**Given problem**
Write out every line below that includes the word "inductor".

>> Begin

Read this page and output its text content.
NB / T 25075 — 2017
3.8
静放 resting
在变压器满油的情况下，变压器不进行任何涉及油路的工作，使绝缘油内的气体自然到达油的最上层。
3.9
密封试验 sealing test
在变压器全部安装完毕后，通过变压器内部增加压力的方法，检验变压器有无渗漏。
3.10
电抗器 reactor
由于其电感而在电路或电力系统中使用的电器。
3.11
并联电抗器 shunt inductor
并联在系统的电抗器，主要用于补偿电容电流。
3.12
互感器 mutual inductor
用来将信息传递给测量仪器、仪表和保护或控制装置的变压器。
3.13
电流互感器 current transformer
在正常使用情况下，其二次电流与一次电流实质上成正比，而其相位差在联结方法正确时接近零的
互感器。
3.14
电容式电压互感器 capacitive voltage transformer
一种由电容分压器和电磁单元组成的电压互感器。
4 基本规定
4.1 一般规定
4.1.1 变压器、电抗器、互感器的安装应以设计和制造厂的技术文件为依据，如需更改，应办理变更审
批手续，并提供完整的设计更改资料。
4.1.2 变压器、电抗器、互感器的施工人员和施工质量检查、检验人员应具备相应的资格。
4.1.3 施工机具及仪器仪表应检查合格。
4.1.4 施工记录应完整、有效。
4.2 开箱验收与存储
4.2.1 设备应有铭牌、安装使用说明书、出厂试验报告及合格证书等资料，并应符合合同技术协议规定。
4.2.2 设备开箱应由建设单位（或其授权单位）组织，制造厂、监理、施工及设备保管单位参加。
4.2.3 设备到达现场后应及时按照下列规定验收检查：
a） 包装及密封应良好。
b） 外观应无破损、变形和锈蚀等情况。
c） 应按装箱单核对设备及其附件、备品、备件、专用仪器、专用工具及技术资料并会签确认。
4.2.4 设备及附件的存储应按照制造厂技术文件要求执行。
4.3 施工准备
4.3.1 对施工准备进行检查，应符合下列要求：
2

>> End

**The response**
并联电抗器 shunt inductor
互感器 mutual inductor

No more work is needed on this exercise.